### YOUR TASK:
Write the records out again, keeping each line exactly as it is.

(Dataset entries)
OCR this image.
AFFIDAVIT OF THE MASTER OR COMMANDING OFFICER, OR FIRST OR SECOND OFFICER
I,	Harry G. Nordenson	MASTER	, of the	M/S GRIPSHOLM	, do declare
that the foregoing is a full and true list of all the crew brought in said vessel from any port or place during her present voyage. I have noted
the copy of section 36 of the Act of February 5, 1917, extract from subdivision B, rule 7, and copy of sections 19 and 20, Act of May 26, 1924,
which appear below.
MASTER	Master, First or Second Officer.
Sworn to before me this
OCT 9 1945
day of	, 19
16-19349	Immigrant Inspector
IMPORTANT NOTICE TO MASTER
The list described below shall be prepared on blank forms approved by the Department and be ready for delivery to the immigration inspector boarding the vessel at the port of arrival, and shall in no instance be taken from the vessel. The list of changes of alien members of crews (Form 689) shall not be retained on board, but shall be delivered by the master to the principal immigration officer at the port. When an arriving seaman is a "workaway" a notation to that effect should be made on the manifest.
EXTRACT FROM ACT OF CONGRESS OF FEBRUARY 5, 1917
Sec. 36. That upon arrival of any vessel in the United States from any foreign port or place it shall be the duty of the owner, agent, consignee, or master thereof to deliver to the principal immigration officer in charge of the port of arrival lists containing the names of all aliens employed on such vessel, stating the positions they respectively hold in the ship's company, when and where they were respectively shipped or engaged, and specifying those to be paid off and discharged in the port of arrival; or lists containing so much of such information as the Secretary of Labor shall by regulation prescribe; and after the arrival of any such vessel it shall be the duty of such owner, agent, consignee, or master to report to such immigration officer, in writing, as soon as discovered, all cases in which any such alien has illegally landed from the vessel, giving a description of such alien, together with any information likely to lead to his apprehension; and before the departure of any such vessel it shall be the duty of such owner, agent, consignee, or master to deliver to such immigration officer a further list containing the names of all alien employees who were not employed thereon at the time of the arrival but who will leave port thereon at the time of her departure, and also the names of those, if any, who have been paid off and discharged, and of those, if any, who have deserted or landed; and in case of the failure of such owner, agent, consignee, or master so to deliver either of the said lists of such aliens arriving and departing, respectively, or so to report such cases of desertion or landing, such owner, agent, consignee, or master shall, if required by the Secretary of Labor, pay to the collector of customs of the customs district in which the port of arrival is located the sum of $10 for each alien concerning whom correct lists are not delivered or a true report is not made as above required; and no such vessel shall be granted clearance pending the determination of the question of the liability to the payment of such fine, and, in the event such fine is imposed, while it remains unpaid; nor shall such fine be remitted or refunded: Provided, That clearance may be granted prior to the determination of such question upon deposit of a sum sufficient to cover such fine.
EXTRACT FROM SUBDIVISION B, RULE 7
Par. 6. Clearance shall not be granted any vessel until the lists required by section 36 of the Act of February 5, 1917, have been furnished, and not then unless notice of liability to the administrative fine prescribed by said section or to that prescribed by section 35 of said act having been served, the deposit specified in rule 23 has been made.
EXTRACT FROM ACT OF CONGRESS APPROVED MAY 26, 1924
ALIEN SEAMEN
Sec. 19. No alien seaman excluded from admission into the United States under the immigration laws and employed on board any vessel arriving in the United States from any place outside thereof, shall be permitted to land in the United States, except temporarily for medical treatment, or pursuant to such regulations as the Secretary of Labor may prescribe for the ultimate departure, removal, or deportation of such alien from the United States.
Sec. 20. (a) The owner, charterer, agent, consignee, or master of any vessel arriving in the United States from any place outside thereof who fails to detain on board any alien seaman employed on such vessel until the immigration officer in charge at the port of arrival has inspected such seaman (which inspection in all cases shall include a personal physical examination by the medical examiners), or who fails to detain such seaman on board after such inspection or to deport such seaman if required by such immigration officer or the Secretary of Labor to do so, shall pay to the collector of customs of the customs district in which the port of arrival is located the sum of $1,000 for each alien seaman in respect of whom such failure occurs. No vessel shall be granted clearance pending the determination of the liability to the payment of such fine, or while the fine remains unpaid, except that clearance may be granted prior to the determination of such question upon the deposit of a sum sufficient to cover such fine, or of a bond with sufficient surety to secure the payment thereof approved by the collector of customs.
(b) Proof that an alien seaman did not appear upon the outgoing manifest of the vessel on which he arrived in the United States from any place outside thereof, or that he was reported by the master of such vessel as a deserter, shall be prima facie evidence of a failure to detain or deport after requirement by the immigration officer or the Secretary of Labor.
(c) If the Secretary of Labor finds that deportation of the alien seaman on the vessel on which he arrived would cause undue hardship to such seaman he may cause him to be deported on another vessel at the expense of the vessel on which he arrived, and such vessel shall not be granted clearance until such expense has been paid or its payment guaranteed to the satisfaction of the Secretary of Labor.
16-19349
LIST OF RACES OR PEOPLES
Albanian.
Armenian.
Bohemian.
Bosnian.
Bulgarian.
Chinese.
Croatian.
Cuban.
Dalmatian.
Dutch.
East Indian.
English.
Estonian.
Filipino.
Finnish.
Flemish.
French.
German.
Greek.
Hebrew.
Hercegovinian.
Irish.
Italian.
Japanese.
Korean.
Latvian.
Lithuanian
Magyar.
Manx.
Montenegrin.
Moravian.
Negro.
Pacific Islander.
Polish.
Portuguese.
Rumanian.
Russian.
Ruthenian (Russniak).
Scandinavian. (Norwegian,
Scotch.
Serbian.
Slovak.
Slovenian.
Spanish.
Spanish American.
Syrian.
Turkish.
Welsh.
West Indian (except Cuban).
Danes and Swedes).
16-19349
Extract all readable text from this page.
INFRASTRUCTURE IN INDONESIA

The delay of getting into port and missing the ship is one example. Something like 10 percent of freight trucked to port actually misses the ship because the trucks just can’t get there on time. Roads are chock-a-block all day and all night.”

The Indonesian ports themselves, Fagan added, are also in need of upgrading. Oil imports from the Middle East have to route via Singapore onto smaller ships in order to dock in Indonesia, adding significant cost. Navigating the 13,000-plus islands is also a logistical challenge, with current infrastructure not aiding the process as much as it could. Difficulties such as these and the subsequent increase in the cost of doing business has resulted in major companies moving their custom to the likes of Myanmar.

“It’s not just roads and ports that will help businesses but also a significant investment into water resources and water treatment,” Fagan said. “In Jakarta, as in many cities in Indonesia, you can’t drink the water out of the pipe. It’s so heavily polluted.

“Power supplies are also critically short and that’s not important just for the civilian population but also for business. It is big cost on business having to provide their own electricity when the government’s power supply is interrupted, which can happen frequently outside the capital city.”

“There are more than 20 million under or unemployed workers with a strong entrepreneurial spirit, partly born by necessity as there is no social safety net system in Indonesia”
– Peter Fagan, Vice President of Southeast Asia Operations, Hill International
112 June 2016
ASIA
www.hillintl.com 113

### EXPECTED ANSWER:
OCR this image.
AFFIDAVIT OF THE MASTER OR COMMANDING OFFICER, OR FIRST OR SECOND OFFICER
I,	Harry G. Nordenson	MASTER	, of the	M/S GRIPSHOLM	, do declare
that the foregoing is a full and true list of all the crew brought in said vessel from any port or place during her present voyage. I have noted
the copy of section 36 of the Act of February 5, 1917, extract from subdivision B, rule 7, and copy of sections 19 and 20, Act of May 26, 1924,
which appear below.
MASTER	Master, First or Second Officer.
Sworn to before me this
OCT 9 1945
day of	, 19
16-19349	Immigrant Inspector
IMPORTANT NOTICE TO MASTER
The list described below shall be prepared on blank forms approved by the Department and be ready for delivery to the immigration inspector boarding the vessel at the port of arrival, and shall in no instance be taken from the vessel. The list of changes of alien members of crews (Form 689) shall not be retained on board, but shall be delivered by the master to the principal immigration officer at the port. When an arriving seaman is a "workaway" a notation to that effect should be made on the manifest.
EXTRACT FROM ACT OF CONGRESS OF FEBRUARY 5, 1917
Sec. 36. That upon arrival of any vessel in the United States from any foreign port or place it shall be the duty of the owner, agent, consignee, or master thereof to deliver to the principal immigration officer in charge of the port of arrival lists containing the names of all aliens employed on such vessel, stating the positions they respectively hold in the ship's company, when and where they were respectively shipped or engaged, and specifying those to be paid off and discharged in the port of arrival; or lists containing so much of such information as the Secretary of Labor shall by regulation prescribe; and after the arrival of any such vessel it shall be the duty of such owner, agent, consignee, or master to report to such immigration officer, in writing, as soon as discovered, all cases in which any such alien has illegally landed from the vessel, giving a description of such alien, together with any information likely to lead to his apprehension; and before the departure of any such vessel it shall be the duty of such owner, agent, consignee, or master to deliver to such immigration officer a further list containing the names of all alien employees who were not employed thereon at the time of the arrival but who will leave port thereon at the time of her departure, and also the names of those, if any, who have been paid off and discharged, and of those, if any, who have deserted or landed; and in case of the failure of such owner, agent, consignee, or master so to deliver either of the said lists of such aliens arriving and departing, respectively, or so to report such cases of desertion or landing, such owner, agent, consignee, or master shall, if required by the Secretary of Labor, pay to the collector of customs of the customs district in which the port of arrival is located the sum of $10 for each alien concerning whom correct lists are not delivered or a true report is not made as above required; and no such vessel shall be granted clearance pending the determination of the question of the liability to the payment of such fine, and, in the event such fine is imposed, while it remains unpaid; nor shall such fine be remitted or refunded: Provided, That clearance may be granted prior to the determination of such question upon deposit of a sum sufficient to cover such fine.
EXTRACT FROM SUBDIVISION B, RULE 7
Par. 6. Clearance shall not be granted any vessel until the lists required by section 36 of the Act of February 5, 1917, have been furnished, and not then unless notice of liability to the administrative fine prescribed by said section or to that prescribed by section 35 of said act having been served, the deposit specified in rule 23 has been made.
EXTRACT FROM ACT OF CONGRESS APPROVED MAY 26, 1924
ALIEN SEAMEN
Sec. 19. No alien seaman excluded from admission into the United States under the immigration laws and employed on board any vessel arriving in the United States from any place outside thereof, shall be permitted to land in the United States, except temporarily for medical treatment, or pursuant to such regulations as the Secretary of Labor may prescribe for the ultimate departure, removal, or deportation of such alien from the United States.
Sec. 20. (a) The owner, charterer, agent, consignee, or master of any vessel arriving in the United States from any place outside thereof who fails to detain on board any alien seaman employed on such vessel until the immigration officer in charge at the port of arrival has inspected such seaman (which inspection in all cases shall include a personal physical examination by the medical examiners), or who fails to detain such seaman on board after such inspection or to deport such seaman if required by such immigration officer or the Secretary of Labor to do so, shall pay to the collector of customs of the customs district in which the port of arrival is located the sum of $1,000 for each alien seaman in respect of whom such failure occurs. No vessel shall be granted clearance pending the determination of the liability to the payment of such fine, or while the fine remains unpaid, except that clearance may be granted prior to the determination of such question upon the deposit of a sum sufficient to cover such fine, or of a bond with sufficient surety to secure the payment thereof approved by the collector of customs.
(b) Proof that an alien seaman did not appear upon the outgoing manifest of the vessel on which he arrived in the United States from any place outside thereof, or that he was reported by the master of such vessel as a deserter, shall be prima facie evidence of a failure to detain or deport after requirement by the immigration officer or the Secretary of Labor.
(c) If the Secretary of Labor finds that deportation of the alien seaman on the vessel on which he arrived would cause undue hardship to such seaman he may cause him to be deported on another vessel at the expense of the vessel on which he arrived, and such vessel shall not be granted clearance until such expense has been paid or its payment guaranteed to the satisfaction of the Secretary of Labor.
16-19349
LIST OF RACES OR PEOPLES
Albanian.
Armenian.
Bohemian.
Bosnian.
Bulgarian.
Chinese.
Croatian.
Cuban.
Dalmatian.
Dutch.
East Indian.
English.
Estonian.
Filipino.
Finnish.
Flemish.
French.
German.
Greek.
Hebrew.
Hercegovinian.
Irish.
Italian.
Japanese.
Korean.
Latvian.
Lithuanian
Magyar.
Manx.
Montenegrin.
Moravian.
Negro.
Pacific Islander.
Polish.
Portuguese.
Rumanian.
Russian.
Ruthenian (Russniak).
Scandinavian. (Norwegian,
Scotch.
Serbian.
Slovak.
Slovenian.
Spanish.
Spanish American.
Syrian.
Turkish.
Welsh.
West Indian (except Cuban).
Danes and Swedes).
16-19349
Extract all readable text from this page.
INFRASTRUCTURE IN INDONESIA

The delay of getting into port and missing the ship is one example. Something like 10 percent of freight trucked to port actually misses the ship because the trucks just can’t get there on time. Roads are chock-a-block all day and all night.”

The Indonesian ports themselves, Fagan added, are also in need of upgrading. Oil imports from the Middle East have to route via Singapore onto smaller ships in order to dock in Indonesia, adding significant cost. Navigating the 13,000-plus islands is also a logistical challenge, with current infrastructure not aiding the process as much as it could. Difficulties such as these and the subsequent increase in the cost of doing business has resulted in major companies moving their custom to the likes of Myanmar.

“It’s not just roads and ports that will help businesses but also a significant investment into water resources and water treatment,” Fagan said. “In Jakarta, as in many cities in Indonesia, you can’t drink the water out of the pipe. It’s so heavily polluted.

“Power supplies are also critically short and that’s not important just for the civilian population but also for business. It is big cost on business having to provide their own electricity when the government’s power supply is interrupted, which can happen frequently outside the capital city.”

“There are more than 20 million under or unemployed workers with a strong entrepreneurial spirit, partly born by necessity as there is no social safety net system in Indonesia”
– Peter Fagan, Vice President of Southeast Asia Operations, Hill International
112 June 2016
ASIA
www.hillintl.com 113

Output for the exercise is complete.